───── PROVIDED RECORDS ─────
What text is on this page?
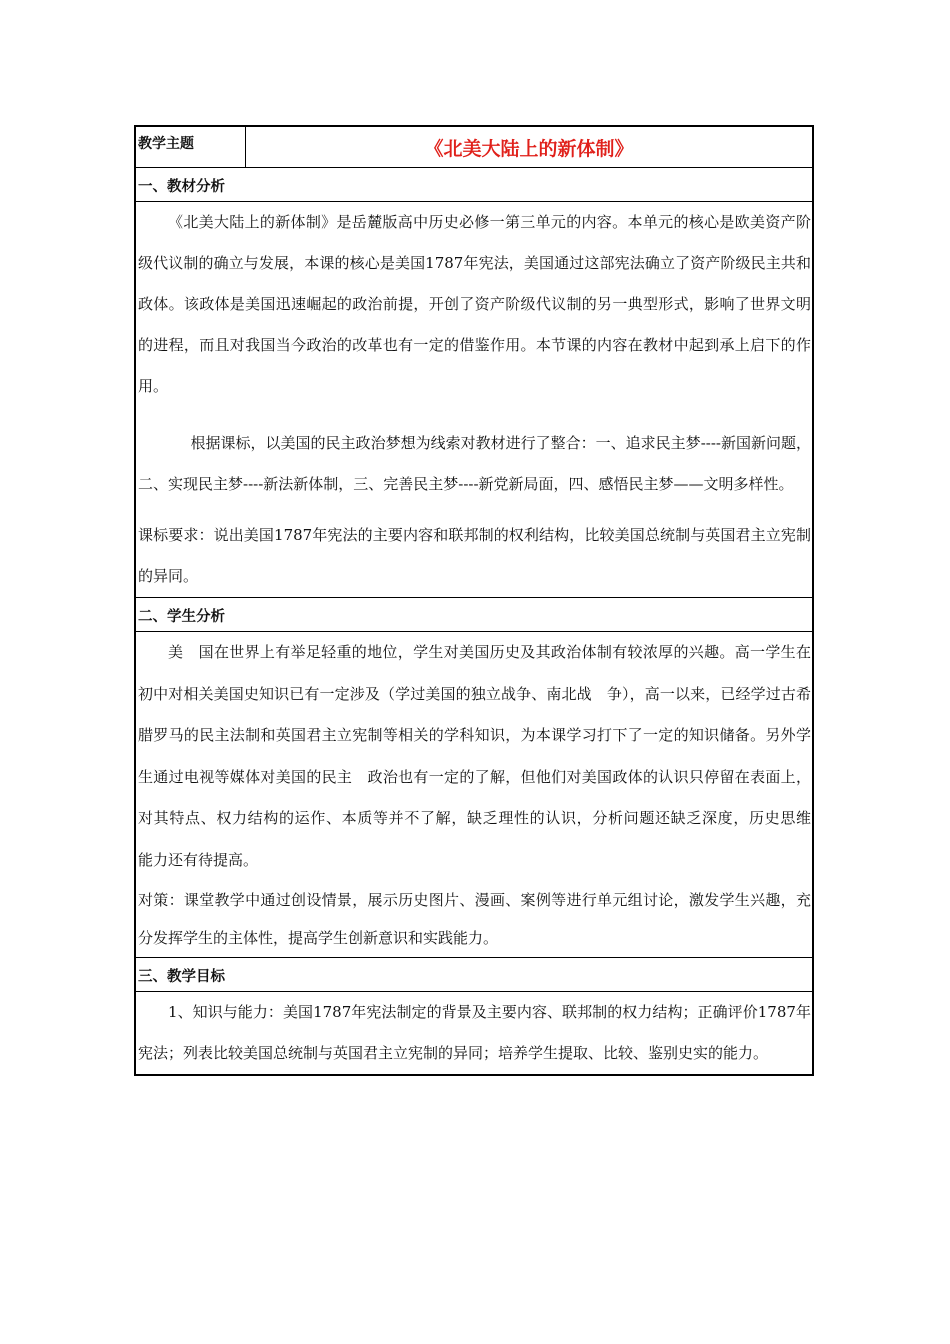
教学主题	《北美大陆上的新体制》
一、教材分析

《北美大陆上的新体制》是岳麓版高中历史必修一第三单元的内容。本单元的核心是欧美资产阶级代议制的确立与发展，本课的核心是美国1787年宪法，美国通过这部宪法确立了资产阶级民主共和政体。该政体是美国迅速崛起的政治前提，开创了资产阶级代议制的另一典型形式，影响了世界文明的进程，而且对我国当今政治的改革也有一定的借鉴作用。本节课的内容在教材中起到承上启下的作用。

根据课标，以美国的民主政治梦想为线索对教材进行了整合：一、追求民主梦----新国新问题，二、实现民主梦----新法新体制，三、完善民主梦----新党新局面，四、感悟民主梦——文明多样性。

课标要求：说出美国1787年宪法的主要内容和联邦制的权利结构，比较美国总统制与英国君主立宪制的异同。

二、学生分析

美　国在世界上有举足轻重的地位，学生对美国历史及其政治体制有较浓厚的兴趣。高一学生在初中对相关美国史知识已有一定涉及（学过美国的独立战争、南北战　争），高一以来，已经学过古希腊罗马的民主法制和英国君主立宪制等相关的学科知识，为本课学习打下了一定的知识储备。另外学生通过电视等媒体对美国的民主　政治也有一定的了解，但他们对美国政体的认识只停留在表面上，对其特点、权力结构的运作、本质等并不了解，缺乏理性的认识，分析问题还缺乏深度，历史思维　能力还有待提高。

对策：课堂教学中通过创设情景，展示历史图片、漫画、案例等进行单元组讨论，激发学生兴趣，充分发挥学生的主体性，提高学生创新意识和实践能力。

三、教学目标

1、知识与能力：美国1787年宪法制定的背景及主要内容、联邦制的权力结构；正确评价1787年宪法；列表比较美国总统制与英国君主立宪制的异同；培养学生提取、比较、鉴别史实的能力。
─────
PROBLEM TO SOLVE - Find the word "北美大陆上的新体制" in the data and copy out each line where it turns up.

SOLUTION FOR THIS PROBLEM -
教学主题	《北美大陆上的新体制》
《北美大陆上的新体制》是岳麓版高中历史必修一第三单元的内容。本单元的核心是欧美资产阶级代议制的确立与发展，本课的核心是美国1787年宪法，美国通过这部宪法确立了资产阶级民主共和政体。该政体是美国迅速崛起的政治前提，开创了资产阶级代议制的另一典型形式，影响了世界文明的进程，而且对我国当今政治的改革也有一定的借鉴作用。本节课的内容在教材中起到承上启下的作用。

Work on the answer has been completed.